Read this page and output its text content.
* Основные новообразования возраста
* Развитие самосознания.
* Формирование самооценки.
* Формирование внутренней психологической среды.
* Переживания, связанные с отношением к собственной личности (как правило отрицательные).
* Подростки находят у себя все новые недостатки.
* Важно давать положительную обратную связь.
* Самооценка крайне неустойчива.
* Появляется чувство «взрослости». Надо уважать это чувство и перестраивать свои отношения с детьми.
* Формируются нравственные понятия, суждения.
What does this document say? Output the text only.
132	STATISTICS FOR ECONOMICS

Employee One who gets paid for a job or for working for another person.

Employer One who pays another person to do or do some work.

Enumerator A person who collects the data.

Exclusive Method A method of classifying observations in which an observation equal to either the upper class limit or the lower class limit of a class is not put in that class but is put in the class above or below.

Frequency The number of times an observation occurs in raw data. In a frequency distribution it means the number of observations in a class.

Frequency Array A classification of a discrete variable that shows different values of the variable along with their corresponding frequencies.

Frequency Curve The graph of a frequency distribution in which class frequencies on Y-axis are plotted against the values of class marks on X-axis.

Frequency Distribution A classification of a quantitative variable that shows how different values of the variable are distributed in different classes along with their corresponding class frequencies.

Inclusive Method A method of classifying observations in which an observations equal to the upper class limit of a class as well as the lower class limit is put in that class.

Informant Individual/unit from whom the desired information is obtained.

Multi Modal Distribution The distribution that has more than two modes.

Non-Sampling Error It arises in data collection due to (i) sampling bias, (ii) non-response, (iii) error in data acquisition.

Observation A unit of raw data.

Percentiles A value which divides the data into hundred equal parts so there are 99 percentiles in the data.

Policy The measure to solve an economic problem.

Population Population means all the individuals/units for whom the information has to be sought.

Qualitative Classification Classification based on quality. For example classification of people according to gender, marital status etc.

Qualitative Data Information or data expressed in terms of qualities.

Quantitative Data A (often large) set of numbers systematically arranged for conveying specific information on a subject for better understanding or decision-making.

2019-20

========================================================================

(Goal of the exercise):
Copy out each line exactly as written.

(Exercise answer):
Read this page and output its text content.
* Основные новообразования возраста
* Развитие самосознания.
* Формирование самооценки.
* Формирование внутренней психологической среды.
* Переживания, связанные с отношением к собственной личности (как правило отрицательные).
* Подростки находят у себя все новые недостатки.
* Важно давать положительную обратную связь.
* Самооценка крайне неустойчива.
* Появляется чувство «взрослости». Надо уважать это чувство и перестраивать свои отношения с детьми.
* Формируются нравственные понятия, суждения.
What does this document say? Output the text only.
132	STATISTICS FOR ECONOMICS

Employee One who gets paid for a job or for working for another person.

Employer One who pays another person to do or do some work.

Enumerator A person who collects the data.

Exclusive Method A method of classifying observations in which an observation equal to either the upper class limit or the lower class limit of a class is not put in that class but is put in the class above or below.

Frequency The number of times an observation occurs in raw data. In a frequency distribution it means the number of observations in a class.

Frequency Array A classification of a discrete variable that shows different values of the variable along with their corresponding frequencies.

Frequency Curve The graph of a frequency distribution in which class frequencies on Y-axis are plotted against the values of class marks on X-axis.

Frequency Distribution A classification of a quantitative variable that shows how different values of the variable are distributed in different classes along with their corresponding class frequencies.

Inclusive Method A method of classifying observations in which an observations equal to the upper class limit of a class as well as the lower class limit is put in that class.

Informant Individual/unit from whom the desired information is obtained.

Multi Modal Distribution The distribution that has more than two modes.

Non-Sampling Error It arises in data collection due to (i) sampling bias, (ii) non-response, (iii) error in data acquisition.

Observation A unit of raw data.

Percentiles A value which divides the data into hundred equal parts so there are 99 percentiles in the data.

Policy The measure to solve an economic problem.

Population Population means all the individuals/units for whom the information has to be sought.

Qualitative Classification Classification based on quality. For example classification of people according to gender, marital status etc.

Qualitative Data Information or data expressed in terms of qualities.

Quantitative Data A (often large) set of numbers systematically arranged for conveying specific information on a subject for better understanding or decision-making.

2019-20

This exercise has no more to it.